(Dataset items)
━━━━━━━━━━

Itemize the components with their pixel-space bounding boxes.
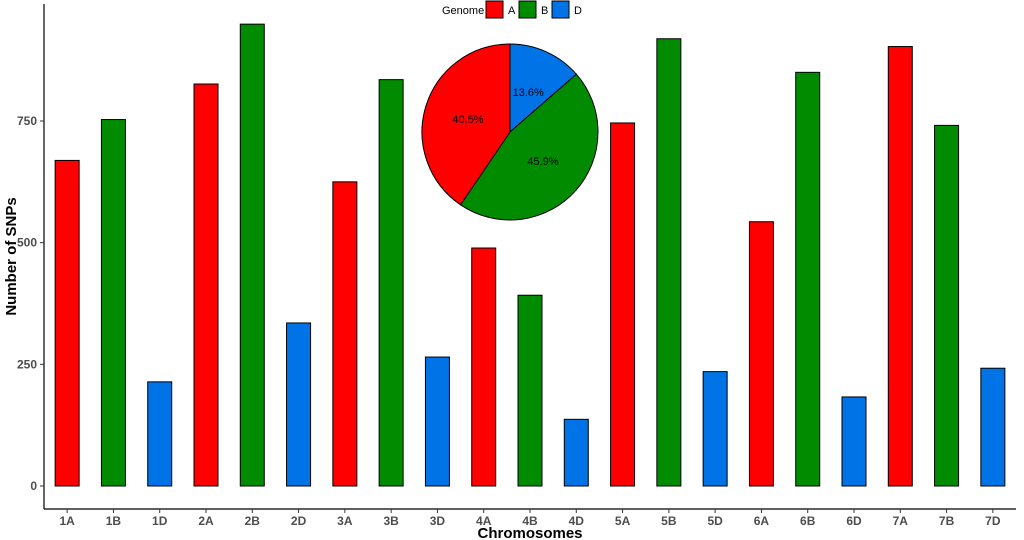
bar-7A [887, 46, 913, 487]
bar-5A [610, 122, 636, 487]
x-tick-label-7B: 7B [939, 514, 955, 528]
x-tick-label-7D: 7D [985, 514, 1001, 528]
bar-4D [563, 418, 589, 487]
bar-1B [100, 119, 126, 487]
legend-swatch-D [551, 0, 570, 19]
x-tick-label-4D: 4D [569, 514, 585, 528]
y-tick-label-0: 0 [30, 479, 37, 493]
pie-label-B: 45.9% [527, 156, 558, 168]
x-tick-label-3A: 3A [337, 514, 353, 528]
pie-slice-D [509, 43, 578, 134]
x-tick-label-5B: 5B [661, 514, 677, 528]
axes: 0 250 500 750 1A 1B 1D 2A 2B 2D 3A 3B 3D 4A 4B 4D 5A 5B 5D… [3, 4, 1016, 540]
y-tick-label-500: 500 [17, 236, 37, 250]
x-tick-label-6D: 6D [846, 514, 862, 528]
bar-5B [656, 38, 682, 487]
bar-1D [147, 381, 173, 487]
legend-label-A: A [508, 5, 516, 17]
pie-label-A: 40.5% [452, 114, 483, 126]
bar-series [54, 23, 1006, 487]
bar-7D [980, 367, 1006, 487]
x-tick-label-7A: 7A [893, 514, 909, 528]
x-axis-title: Chromosomes [477, 525, 582, 540]
legend-label-B: B [541, 5, 548, 17]
y-tick-label-750: 750 [17, 114, 37, 128]
x-tick-label-5D: 5D [707, 514, 723, 528]
bar-2D [286, 322, 312, 487]
bar-6D [841, 396, 867, 487]
legend-label-D: D [574, 5, 582, 17]
x-tick-label-2A: 2A [198, 514, 214, 528]
bar-3A [332, 181, 358, 487]
bar-1A [54, 159, 80, 487]
x-tick-label-1D: 1D [152, 514, 168, 528]
pie-slice-A [421, 43, 511, 206]
legend-title: Genome [442, 5, 484, 17]
bar-2B [239, 23, 265, 487]
bar-4B [517, 294, 543, 487]
pie-label-D: 13.6% [513, 87, 544, 99]
x-tick-label-4A: 4A [476, 514, 492, 528]
bar-4A [471, 247, 497, 487]
x-tick-label-3D: 3D [430, 514, 446, 528]
x-tick-label-2D: 2D [291, 514, 307, 528]
pie-chart: 13.6% 45.9% 40.5% [421, 43, 599, 221]
x-tick-label-3B: 3B [383, 514, 399, 528]
x-tick-label-1A: 1A [59, 514, 75, 528]
legend-swatch-B [518, 0, 537, 19]
bar-3D [424, 356, 450, 487]
legend-swatch-A [485, 0, 504, 19]
x-tick-label-5A: 5A [615, 514, 631, 528]
pie-slice-B [459, 73, 599, 221]
bar-6B [795, 71, 821, 487]
bar-6A [748, 221, 774, 487]
bar-3B [378, 79, 404, 487]
x-tick-label-1B: 1B [106, 514, 122, 528]
x-tick-label-6A: 6A [754, 514, 770, 528]
x-tick-label-2B: 2B [245, 514, 261, 528]
y-tick-label-250: 250 [17, 357, 37, 371]
bar-7B [934, 124, 960, 487]
x-tick-label-6B: 6B [800, 514, 816, 528]
y-axis-title: Number of SNPs [3, 197, 20, 315]
bar-2A [193, 83, 219, 487]
bar-5D [702, 371, 728, 487]
x-tick-label-4B: 4B [522, 514, 538, 528]
legend: Genome A B D [442, 0, 582, 19]
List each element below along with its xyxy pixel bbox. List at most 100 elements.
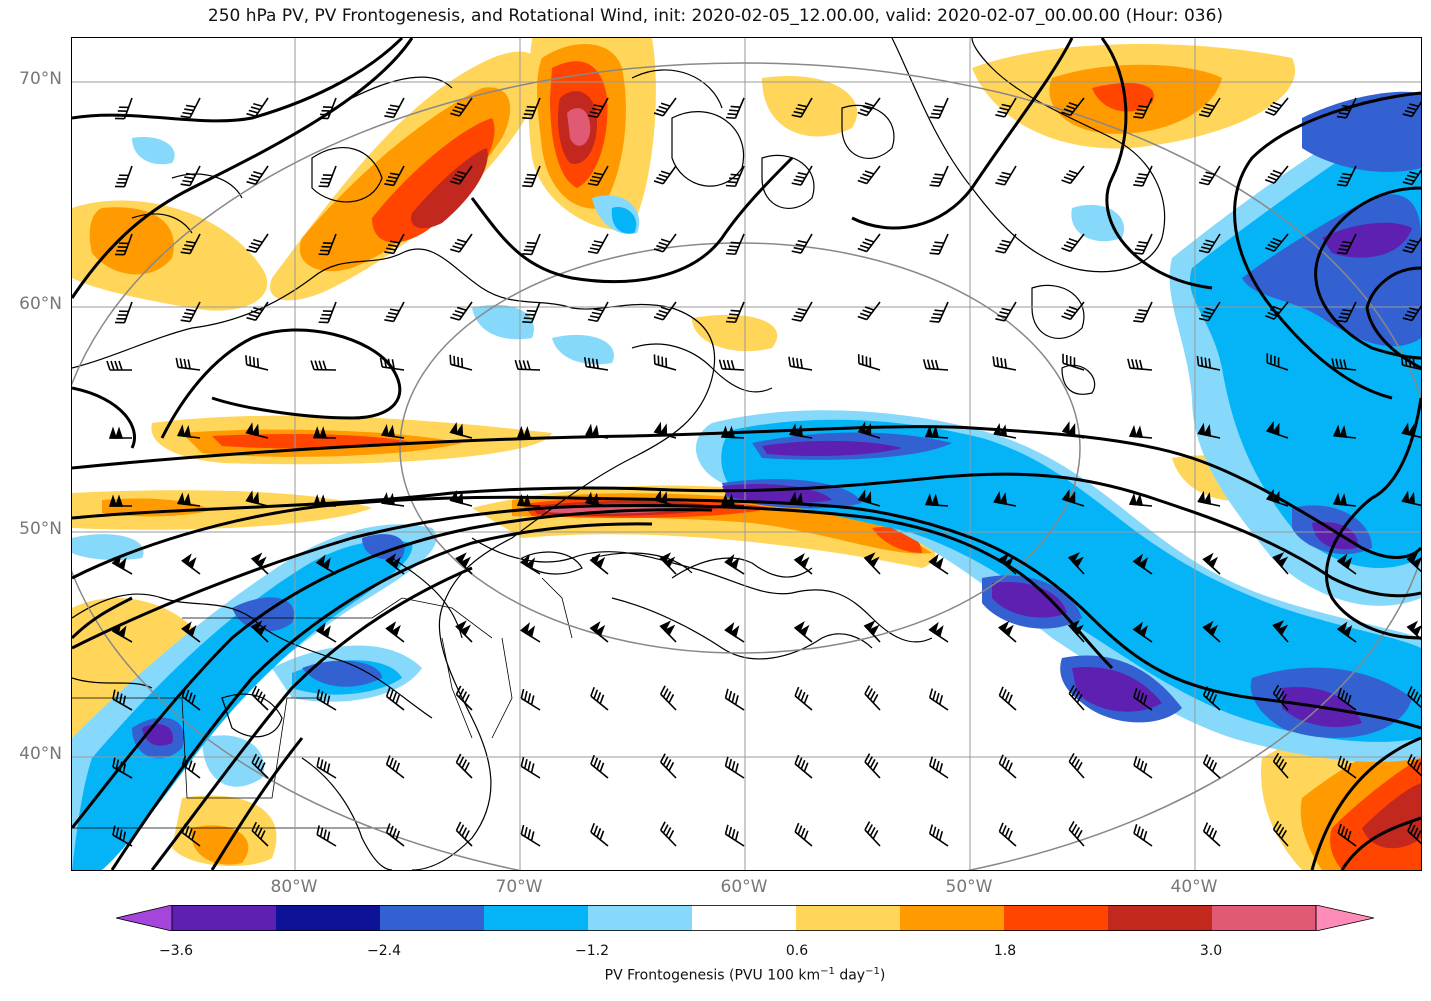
wind-barb	[180, 301, 201, 323]
colorbar-tick: 0.6	[785, 943, 809, 959]
wind-barb	[455, 552, 473, 575]
wind-barb	[791, 165, 813, 186]
wind-barb	[857, 489, 881, 507]
wind-barb	[1264, 301, 1289, 320]
wind-barb	[1407, 686, 1421, 711]
shade-pos-mid	[299, 87, 511, 272]
wind-barb	[114, 301, 133, 324]
wind-barb	[1272, 684, 1289, 711]
shade-neg-pale	[72, 524, 437, 870]
wind-barb	[1407, 754, 1421, 779]
wind-barb	[794, 822, 813, 847]
wind-barb	[1202, 686, 1221, 711]
wind-barb	[660, 821, 677, 847]
wind-barb	[522, 97, 541, 120]
shade-pos-dark	[411, 148, 488, 229]
wind-barb	[857, 165, 881, 185]
wind-barb	[928, 553, 949, 575]
wind-barb	[385, 755, 405, 779]
wind-barb	[1265, 488, 1289, 507]
colorbar-segment	[588, 905, 692, 931]
wind-barb	[181, 687, 201, 711]
wind-barb	[1061, 421, 1085, 439]
wind-barb	[449, 489, 473, 507]
wind-barb	[995, 233, 1017, 254]
wind-barb	[1406, 620, 1421, 643]
colorbar-segment	[1108, 905, 1212, 931]
shade-neg-pale	[552, 334, 614, 365]
colorbar-segment	[484, 905, 588, 931]
pv-contours	[72, 38, 1421, 870]
wind-barb	[381, 423, 405, 439]
wind-barb	[449, 421, 473, 439]
wind-barb	[995, 301, 1017, 322]
wind-barb	[653, 97, 677, 117]
wind-barb	[316, 825, 337, 847]
wind-barb	[1061, 97, 1085, 117]
colorbar-segment	[380, 905, 484, 931]
wind-barb	[246, 97, 269, 118]
wind-barb	[181, 553, 201, 575]
frontogenesis-shading	[72, 38, 1421, 870]
wind-barb	[998, 552, 1017, 575]
wind-barb	[791, 97, 813, 118]
wind-barb	[720, 425, 745, 439]
wind-barb	[384, 165, 405, 187]
wind-barb	[1133, 756, 1153, 779]
shade-neg-light	[721, 419, 1421, 742]
wind-barb	[1337, 823, 1357, 847]
rotational-wind-barbs	[106, 97, 1421, 847]
shade-pos-pale	[692, 314, 778, 352]
wind-barb	[1337, 755, 1357, 779]
wind-barb	[111, 622, 133, 643]
wind-barb	[585, 491, 609, 507]
colorbar-extend-max	[1315, 905, 1374, 931]
wind-barb	[1068, 753, 1085, 779]
wind-barb	[864, 753, 881, 779]
wind-barb	[587, 301, 609, 323]
wind-barb	[385, 687, 405, 711]
wind-barb	[1332, 492, 1357, 507]
wind-barb	[653, 354, 677, 371]
wind-barb	[449, 354, 473, 371]
wind-barb	[1406, 552, 1421, 575]
wind-barb	[1202, 822, 1221, 847]
wind-barb	[520, 756, 541, 779]
wind-barb	[864, 685, 881, 711]
wind-barb	[1401, 422, 1421, 439]
wind-barb	[1264, 165, 1289, 184]
map-panel[interactable]	[71, 37, 1422, 871]
wind-barb	[857, 421, 881, 439]
wind-barb	[929, 97, 949, 119]
wind-barb	[1197, 422, 1221, 439]
wind-barb	[316, 757, 337, 779]
wind-barb	[106, 360, 132, 371]
wind-barb	[924, 425, 949, 439]
wind-barb	[1198, 301, 1221, 322]
wind-barb	[1332, 424, 1357, 439]
wind-barb	[992, 356, 1017, 371]
wind-barb	[1264, 97, 1289, 116]
lat-label-40: 40°N	[19, 744, 62, 764]
wind-barb	[316, 689, 337, 711]
colorbar-segment	[276, 905, 380, 931]
wind-barb	[384, 233, 405, 255]
wind-barb	[1336, 233, 1357, 255]
wind-barb	[590, 686, 609, 711]
wind-barb	[720, 493, 745, 507]
wind-barb	[789, 491, 813, 507]
wind-barb	[114, 165, 133, 188]
wind-barb	[450, 97, 473, 117]
wind-barb	[111, 554, 133, 575]
wind-barb	[1127, 358, 1153, 371]
shade-pos-mid	[89, 207, 174, 275]
wind-barb	[1061, 165, 1085, 185]
wind-barb	[995, 97, 1017, 118]
shade-neg-light	[611, 207, 637, 234]
wind-barb	[312, 426, 337, 439]
wind-barb	[660, 685, 677, 711]
shade-neg-pale	[472, 304, 534, 340]
wind-barb	[315, 622, 337, 643]
wind-barb	[653, 421, 677, 439]
wind-barb	[1402, 233, 1421, 254]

━━━━━━━━━━

#### What you are asked to do:
If a line of the records above contains the word "pixel", count it; then give the total and nothing more.

#### Response box:
2